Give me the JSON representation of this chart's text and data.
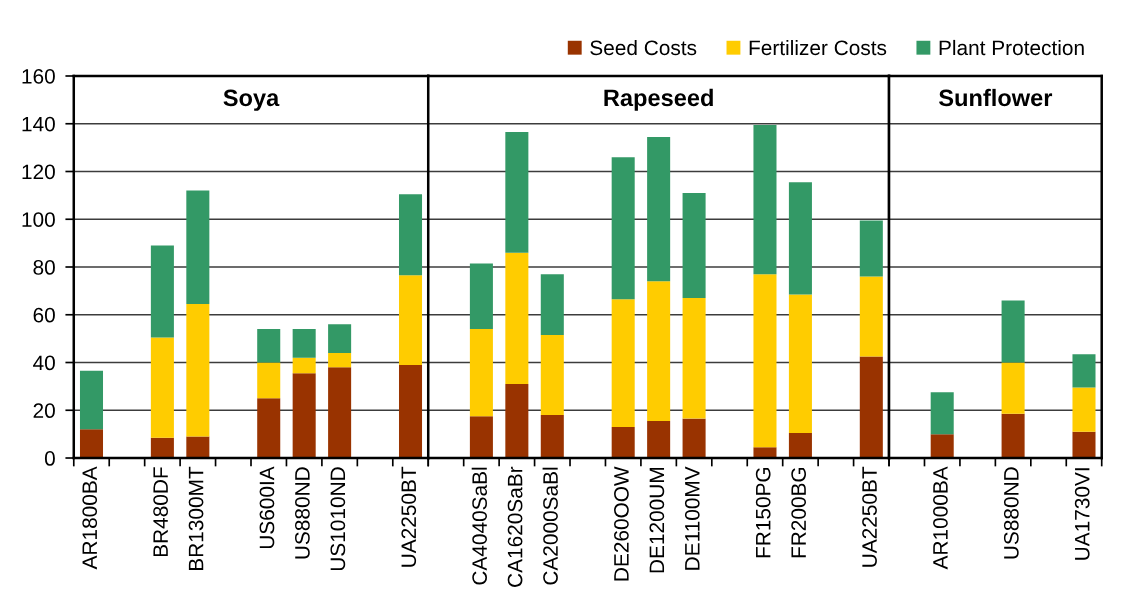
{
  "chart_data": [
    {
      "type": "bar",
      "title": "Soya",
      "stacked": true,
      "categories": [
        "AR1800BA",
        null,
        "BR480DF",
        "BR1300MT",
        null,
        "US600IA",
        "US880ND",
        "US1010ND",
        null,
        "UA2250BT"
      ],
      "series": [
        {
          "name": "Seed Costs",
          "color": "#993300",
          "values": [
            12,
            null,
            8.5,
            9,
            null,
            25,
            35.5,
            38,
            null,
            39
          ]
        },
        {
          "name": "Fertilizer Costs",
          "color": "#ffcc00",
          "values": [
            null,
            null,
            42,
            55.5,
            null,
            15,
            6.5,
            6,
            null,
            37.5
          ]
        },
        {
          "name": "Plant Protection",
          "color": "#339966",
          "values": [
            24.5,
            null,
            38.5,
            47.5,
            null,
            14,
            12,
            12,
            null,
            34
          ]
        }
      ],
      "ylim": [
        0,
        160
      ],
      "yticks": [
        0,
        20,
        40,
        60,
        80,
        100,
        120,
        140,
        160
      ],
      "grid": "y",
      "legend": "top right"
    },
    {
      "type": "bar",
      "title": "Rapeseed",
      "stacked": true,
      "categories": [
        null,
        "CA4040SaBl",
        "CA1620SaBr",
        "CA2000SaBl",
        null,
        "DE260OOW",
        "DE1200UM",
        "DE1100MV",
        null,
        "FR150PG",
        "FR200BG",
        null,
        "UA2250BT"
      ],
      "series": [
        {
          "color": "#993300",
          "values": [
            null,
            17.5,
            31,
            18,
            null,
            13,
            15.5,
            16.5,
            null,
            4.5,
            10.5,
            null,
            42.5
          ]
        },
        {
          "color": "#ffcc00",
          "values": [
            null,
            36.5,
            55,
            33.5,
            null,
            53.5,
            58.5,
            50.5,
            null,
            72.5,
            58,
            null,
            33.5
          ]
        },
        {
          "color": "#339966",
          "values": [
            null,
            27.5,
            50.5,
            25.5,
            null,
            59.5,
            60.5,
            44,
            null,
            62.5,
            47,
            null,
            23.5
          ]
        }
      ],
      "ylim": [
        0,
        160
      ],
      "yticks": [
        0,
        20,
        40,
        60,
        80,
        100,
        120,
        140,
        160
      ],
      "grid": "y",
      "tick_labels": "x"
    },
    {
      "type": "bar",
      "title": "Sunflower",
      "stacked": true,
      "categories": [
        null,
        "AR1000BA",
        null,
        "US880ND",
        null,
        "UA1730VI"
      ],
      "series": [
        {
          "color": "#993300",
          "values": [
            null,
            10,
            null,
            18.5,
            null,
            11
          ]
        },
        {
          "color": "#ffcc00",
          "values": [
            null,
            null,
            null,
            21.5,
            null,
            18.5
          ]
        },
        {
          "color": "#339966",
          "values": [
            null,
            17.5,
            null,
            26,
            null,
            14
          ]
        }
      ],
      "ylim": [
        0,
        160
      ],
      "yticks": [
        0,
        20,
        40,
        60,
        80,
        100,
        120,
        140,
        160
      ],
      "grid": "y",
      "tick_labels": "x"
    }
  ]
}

== == ==

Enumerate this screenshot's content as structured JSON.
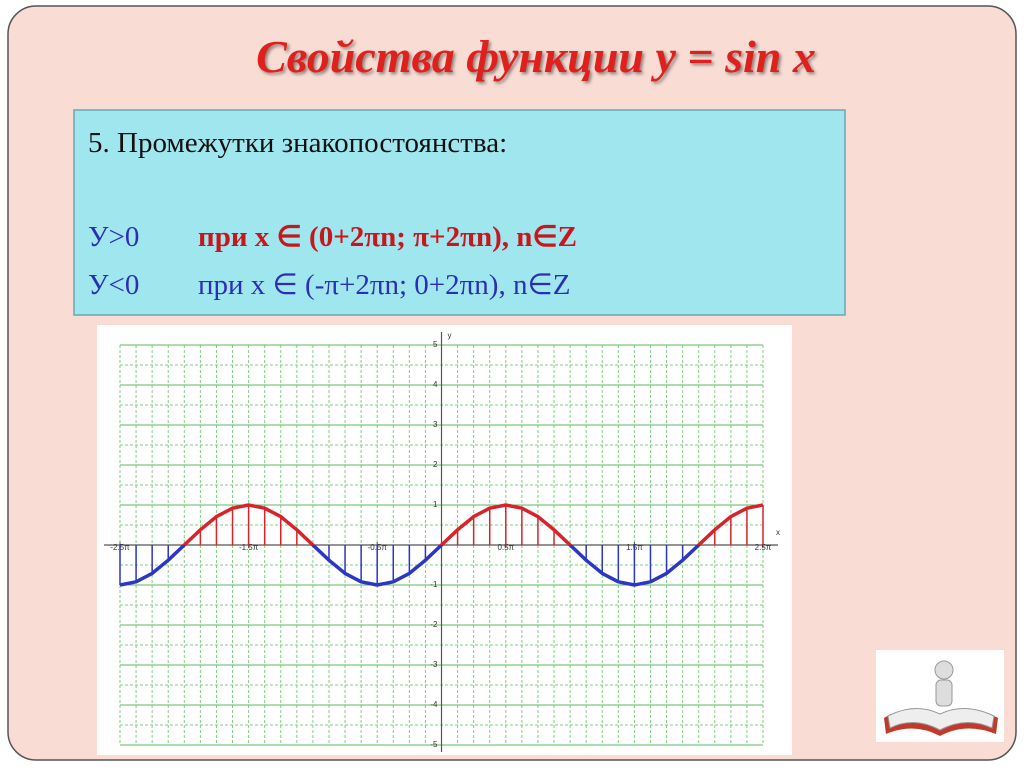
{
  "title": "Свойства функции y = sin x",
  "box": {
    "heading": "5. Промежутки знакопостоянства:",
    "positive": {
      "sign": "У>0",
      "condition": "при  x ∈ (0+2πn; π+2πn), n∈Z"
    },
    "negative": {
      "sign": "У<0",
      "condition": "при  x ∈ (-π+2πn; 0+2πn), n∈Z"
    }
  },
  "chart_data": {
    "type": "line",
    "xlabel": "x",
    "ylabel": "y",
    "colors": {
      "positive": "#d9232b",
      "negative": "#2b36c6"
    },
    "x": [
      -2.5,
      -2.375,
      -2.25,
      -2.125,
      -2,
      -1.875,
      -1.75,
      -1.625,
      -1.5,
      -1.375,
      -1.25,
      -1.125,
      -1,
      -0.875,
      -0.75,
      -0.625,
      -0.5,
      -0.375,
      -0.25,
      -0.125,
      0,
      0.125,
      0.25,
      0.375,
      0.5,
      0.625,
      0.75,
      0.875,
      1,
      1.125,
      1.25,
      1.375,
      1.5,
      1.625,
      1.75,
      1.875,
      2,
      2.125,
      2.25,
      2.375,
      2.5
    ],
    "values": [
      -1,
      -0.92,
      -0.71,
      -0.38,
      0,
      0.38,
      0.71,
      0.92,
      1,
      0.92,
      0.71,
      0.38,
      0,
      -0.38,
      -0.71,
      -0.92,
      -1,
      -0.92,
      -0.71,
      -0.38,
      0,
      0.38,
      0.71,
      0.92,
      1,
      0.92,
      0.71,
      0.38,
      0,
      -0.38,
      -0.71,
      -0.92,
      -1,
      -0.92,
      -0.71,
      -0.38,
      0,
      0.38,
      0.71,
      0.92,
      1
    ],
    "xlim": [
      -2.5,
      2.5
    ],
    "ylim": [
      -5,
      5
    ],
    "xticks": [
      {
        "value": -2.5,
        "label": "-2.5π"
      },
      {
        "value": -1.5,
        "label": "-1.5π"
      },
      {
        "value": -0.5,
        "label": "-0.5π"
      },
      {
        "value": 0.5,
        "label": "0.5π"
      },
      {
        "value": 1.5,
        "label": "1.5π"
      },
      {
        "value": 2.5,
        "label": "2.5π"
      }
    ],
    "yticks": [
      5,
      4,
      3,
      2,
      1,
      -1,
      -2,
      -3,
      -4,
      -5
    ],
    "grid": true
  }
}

== == ==

Task requirements>
Return only the number of lines in the data that contain "condition".

Result for this task>
2